List each line of the data in which the string "Maire" appears.

+++ RECORDED DATA +++

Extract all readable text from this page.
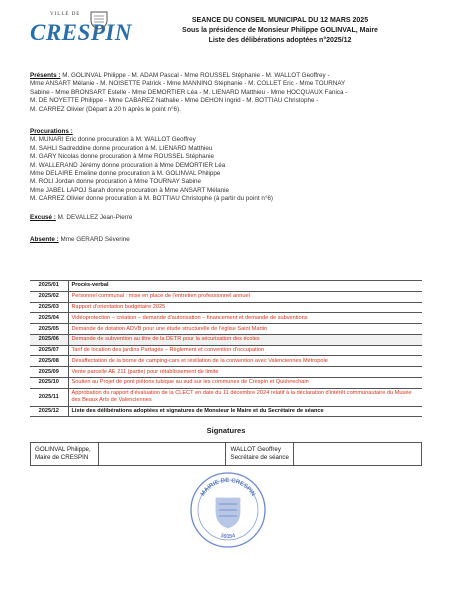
VILLE DE
CRESPIN	SEANCE DU CONSEIL MUNICIPAL DU 12 MARS 2025
Sous la présidence de Monsieur Philippe GOLINVAL, Maire
Liste des délibérations adoptées n°2025/12
Présents : M. GOLINVAL Philippe - M. ADAM Pascal - Mme ROUSSEL Stéphanie - M. WALLOT Geoffrey -
Mme ANSART Mélanie - M. NOISETTE Patrick - Mme MANNINO Stéphanie - M. COLLET Eric - Mme TOURNAY
Sabine - Mme BRONSART Estelle - Mme DEMORTIER Léa - M. LIENARD Matthieu - Mme HOCQUAUX Fanica -
M. DE NOYETTE Philippe - Mme CABAREZ Nathalie - Mme DEHON Ingrid - M. BOTTIAU Christophe -
M. CARREZ Olivier (Départ à 20 h après le point n°6).
Procurations :
M. MUNARI Eric donne procuration à M. WALLOT Geoffrey
M. SAHLI Sadreddine donne procuration à M. LIENARD Matthieu
M. GARY Nicolas donne procuration à Mme ROUSSEL Stéphanie
M. WALLERAND Jérémy donne procuration à Mme DEMORTIER Léa
Mme DELAIRE Emeline donne procuration à M. GOLINVAL Philippe
M. ROLI Jordan donne procuration à Mme TOURNAY Sabine
Mme JABEL LAPOJ Sarah donne procuration à Mme ANSART Mélanie
M. CARREZ Olivier donne procuration à M. BOTTIAU Christophe (à partir du point n°6)
Excusé : M. DEVALLEZ Jean-Pierre
Absente : Mme GERARD Séverine
2025/01	Procès-verbal
2025/02	Personnel communal : mise en place de l'entretien professionnel annuel
2025/03	Rapport d'orientation budgétaire 2025
2025/04	Vidéoprotection – création – demande d'autorisation – financement et demande de subventions
2025/05	Demande de dotation ADVB pour une étude structurelle de l'église Saint Martin
2025/06	Demande de subvention au titre de la DETR pour la sécurisation des écoles
2025/07	Tarif de location des jardins Partagés – Règlement et convention d'occupation
2025/08	Désaffectation de la borne de camping-cars et résiliation de la convention avec Valenciennes Métropole
2025/09	Vente parcelle AE 211 (partie) pour rétablissement de limite
2025/10	Soutien au Projet de pont piétons tubique au sud sur les communes de Crespin et Quiévrechain
2025/11	Approbation du rapport d'évaluation de la CLECT en date du 11 décembre 2024 relatif à la déclaration d'intérêt communautaire du Musée des Beaux Arts de Valenciennes
2025/12	Liste des délibérations adoptées et signatures de Monsieur le Maire et du Secrétaire de séance
Signatures
GOLINVAL Philippe,
Maire de CRESPIN

WALLOT Geoffrey
Secrétaire de séance

MAIRIE DE CRESPIN
59154
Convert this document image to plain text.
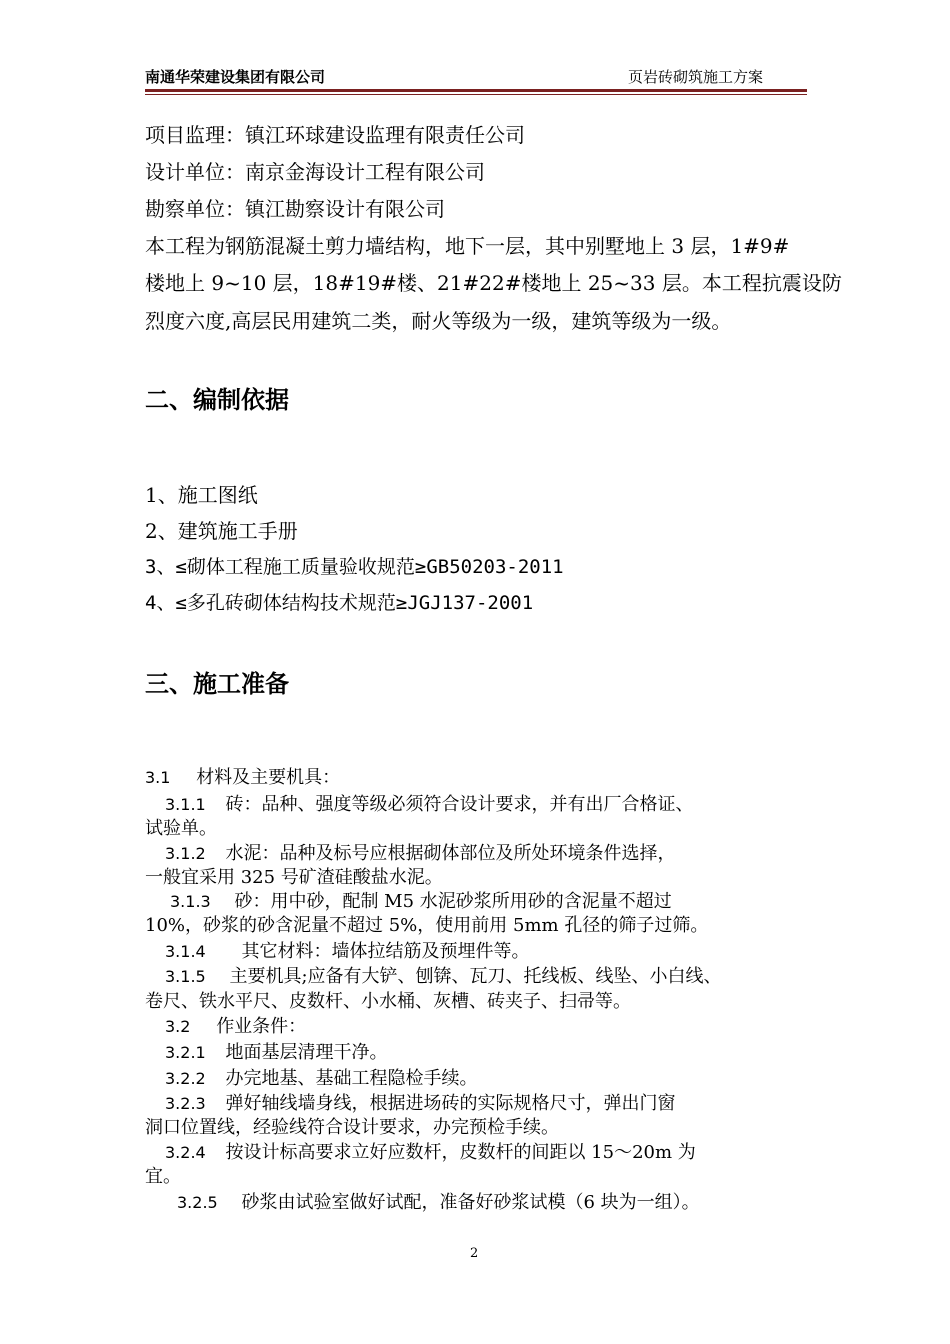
南通华荣建设集团有限公司	页岩砖砌筑施工方案
项目监理：镇江环球建设监理有限责任公司
设计单位：南京金海设计工程有限公司
勘察单位：镇江勘察设计有限公司
本工程为钢筋混凝土剪力墙结构，地下一层，其中别墅地上 3 层，1#9#
楼地上 9~10 层，18#19#楼、21#22#楼地上 25~33 层。本工程抗震设防
烈度六度,高层民用建筑二类，耐火等级为一级，建筑等级为一级。
二、编制依据
1、施工图纸
2、建筑施工手册
3、≤砌体工程施工质量验收规范≥GB50203-2011
4、≤多孔砖砌体结构技术规范≥JGJ137-2001
三、施工准备
3.1 材料及主要机具：
3.1.1 砖：品种、强度等级必须符合设计要求，并有出厂合格证、
试验单。
3.1.2 水泥：品种及标号应根据砌体部位及所处环境条件选择，
一般宜采用 325 号矿渣硅酸盐水泥。
3.1.3 砂：用中砂，配制 M5 水泥砂浆所用砂的含泥量不超过
10%，砂浆的砂含泥量不超过 5%，使用前用 5mm 孔径的筛子过筛。
3.1.4 其它材料：墙体拉结筋及预埋件等。
3.1.5 主要机具;应备有大铲、刨锛、瓦刀、托线板、线坠、小白线、
卷尺、铁水平尺、皮数杆、小水桶、灰槽、砖夹子、扫帚等。
3.2 作业条件：
3.2.1 地面基层清理干净。
3.2.2 办完地基、基础工程隐检手续。
3.2.3 弹好轴线墙身线，根据进场砖的实际规格尺寸，弹出门窗
洞口位置线，经验线符合设计要求，办完预检手续。
3.2.4 按设计标高要求立好应数杆，皮数杆的间距以 15～20m 为
宜。
3.2.5 砂浆由试验室做好试配，准备好砂浆试模（6 块为一组）。
2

+++

• FINAL RESULT:
Sous la présidence de Monsieur Philippe GOLINVAL, Maire
2025/12	Liste des délibérations adoptées et signatures de Monsieur le Maire et du Secrétaire de séance
Maire de CRESPIN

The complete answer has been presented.